(Task statement):
Go through the data below. List every line that holds the word "Арья".

Recorded data
## begin
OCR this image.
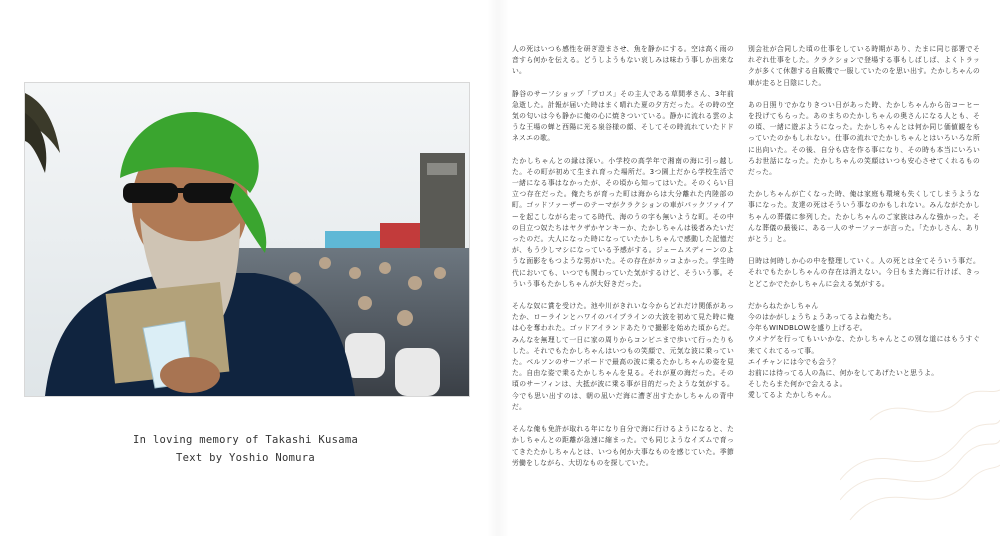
In loving memory of Takashi Kusama
Text by Yoshio Nomura

人の死はいつも感性を研ぎ澄まさせ、魚を静かにする。空は高く雨の音すら何かを伝える。どうしようもない哀しみは味わう事しか出来ない。

静谷のサーフショップ「プロス」その主人である草間孝さん、3年前急逝した。計報が届いた時はまく晴れた夏の夕方だった。その時の空気の匂いは今も静かに俺の心に焼きついている。静かに流れる雲のような王場の蝉と西陽に光る泉谷様の顔、そしてその時流れていたドドネスエの歌。

たかしちゃんとの縁は深い。小学校の高学年で湘南の海に引っ越した。その町が初めて生まれ育った場所だ。3つ園上だから学校生活で一緒になる事はなかったが、その頃から知ってはいた。そのくらい目立つ存在だった。俺たちが育った町は海からは大分離れた内陸部の町。ゴッドファーザーのテーマがクラクションの車がパックファイアーを起こしながら走ってる時代、海のうの字も無いような町。その中の目立つ奴たちはヤクザかヤンキーか、たかしちゃんは後者みたいだったのだ。大人になった時になっていたかしちゃんで感動した記憶だが、もう少しマシになっている予感がする。ジェームスディーンのような面影をもつような男がいた。その存在がカッコよかった。学生時代においても、いつでも関わっていた気がするけど、そういう事。そういう事もたかしちゃんが大好きだった。

そんな奴に賞を受けた。池や川がきれいな今からどれだけ関係があったか、ローラインとハワイのパイプラインの大波を初めて見た時に俺は心を奪われた。ゴッドアイランドあたりで撮影を始めた頃からだ。みんなを無理して一日に家の周りからコンビニまで歩いて行ったりもした。それでもたかしちゃんはいつもの笑顔で、元気な波に乗っていた。ベルソンのサーフボードで最高の波に乗るたかしちゃんの姿を見た。自由な姿で乗るたかしちゃんを見る。それが夏の海だった。その頃のサーフィンは、大抵が波に乗る事が目的だったような気がする。今でも思い出すのは、朝の凪いだ海に漕ぎ出すたかしちゃんの背中だ。

そんな俺も免許が取れる年になり自分で海に行けるようになると、たかしちゃんとの距離が急速に縮まった。でも同じようなイズムで育ってきたたかしちゃんとは、いつも何か大事なものを感じていた。季節労働をしながら、大切なものを探していた。

別会社が合同した頃の仕事をしている時期があり、たまに同じ部署でそれぞれ仕事をした。クラクションで登場する事もしばしば、よくトラックが多くて休憩する自販機で一服していたのを思い出す。たかしちゃんの車が走ると日陰にした。

あの日照りでかなりきつい日があった時、たかしちゃんから缶コーヒーを投げてもらった。あのまちのたかしちゃんの奥さんになる人とも、その頃、一緒に遊ぶようになった。たかしちゃんとは何か同じ価値観をもっていたのかもしれない。仕事の流れでたかしちゃんとはいろいろな所に出向いた。その後、自分も店を作る事になり、その時も本当にいろいろお世話になった。たかしちゃんの笑顔はいつも安心させてくれるものだった。

たかしちゃんが亡くなった時、俺は家庭も環境も失くしてしまうような事になった。友達の死はそういう事なのかもしれない。みんながたかしちゃんの葬儀に参列した。たかしちゃんのご家族はみんな強かった。そんな葬儀の最後に、ある一人のサーファーが言った。「たかしさん、ありがとう」と。

日時は何時しか心の中を整理していく。人の死とは全てそういう事だ。それでもたかしちゃんの存在は消えない。今日もまた海に行けば、きっとどこかでたかしちゃんに会える気がする。

だからねたかしちゃん
今のはかがしょうちょうあってるよね俺たち。
今年もWINDBLOWを盛り上げるぞ。
ウメナゲを行ってもいいかな、たかしちゃんとこの別な道にはもうすぐ来てくれてるって事。
エイチャンには今でも会う？
お前には待ってる人の為に、何かをしてあげたいと思うよ。
そしたらまた何かで会えるよ。
愛してるよ たかしちゃん。
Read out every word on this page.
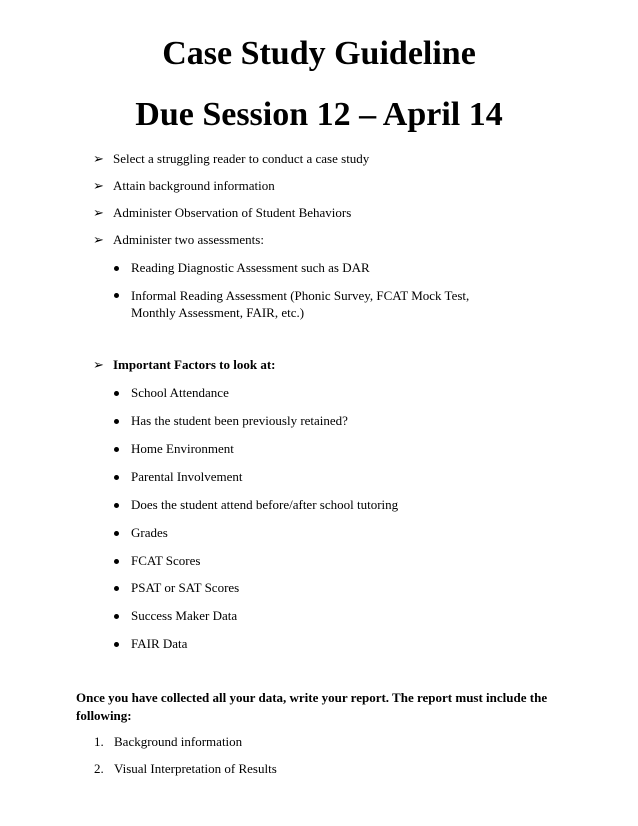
Case Study Guideline
Due Session 12 – April 14
➢ Select a struggling reader to conduct a case study
➢ Attain background information
➢ Administer Observation of Student Behaviors
➢ Administer two assessments:
Reading Diagnostic Assessment such as DAR
Informal Reading Assessment (Phonic Survey, FCAT Mock Test, Monthly Assessment, FAIR, etc.)
➢ Important Factors to look at:
School Attendance
Has the student been previously retained?
Home Environment
Parental Involvement
Does the student attend before/after school tutoring
Grades
FCAT Scores
PSAT or SAT Scores
Success Maker Data
FAIR Data
Once you have collected all your data, write your report. The report must include the following:
1. Background information
2. Visual Interpretation of Results
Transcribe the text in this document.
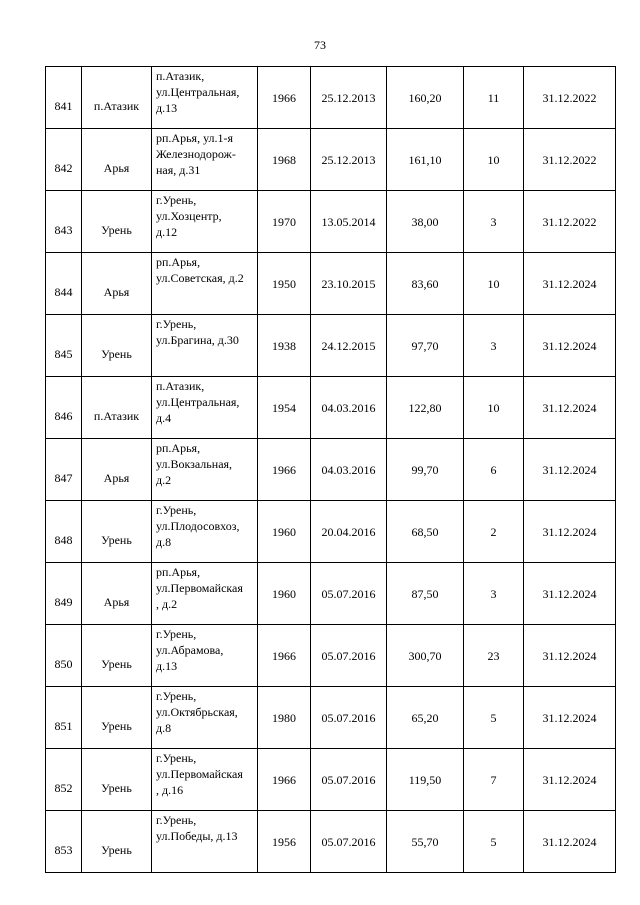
73
841	п.Атазик	п.Атазик,
ул.Центральная,
д.13	1966	25.12.2013	160,20	11	31.12.2022
842	Арья	рп.Арья, ул.1-я
Железнодорож-
ная, д.31	1968	25.12.2013	161,10	10	31.12.2022
843	Урень	г.Урень,
ул.Хозцентр,
д.12	1970	13.05.2014	38,00	3	31.12.2022
844	Арья	рп.Арья,
ул.Советская, д.2	1950	23.10.2015	83,60	10	31.12.2024
845	Урень	г.Урень,
ул.Брагина, д.30	1938	24.12.2015	97,70	3	31.12.2024
846	п.Атазик	п.Атазик,
ул.Центральная,
д.4	1954	04.03.2016	122,80	10	31.12.2024
847	Арья	рп.Арья,
ул.Вокзальная,
д.2	1966	04.03.2016	99,70	6	31.12.2024
848	Урень	г.Урень,
ул.Плодосовхоз,
д.8	1960	20.04.2016	68,50	2	31.12.2024
849	Арья	рп.Арья,
ул.Первомайская
, д.2	1960	05.07.2016	87,50	3	31.12.2024
850	Урень	г.Урень,
ул.Абрамова,
д.13	1966	05.07.2016	300,70	23	31.12.2024
851	Урень	г.Урень,
ул.Октябрьская,
д.8	1980	05.07.2016	65,20	5	31.12.2024
852	Урень	г.Урень,
ул.Первомайская
, д.16	1966	05.07.2016	119,50	7	31.12.2024
853	Урень	г.Урень,
ул.Победы, д.13	1956	05.07.2016	55,70	5	31.12.2024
## end
(Answer to the exercise):
842	Арья	рп.Арья, ул.1-я
844	Арья	рп.Арья,
847	Арья	рп.Арья,
849	Арья	рп.Арья,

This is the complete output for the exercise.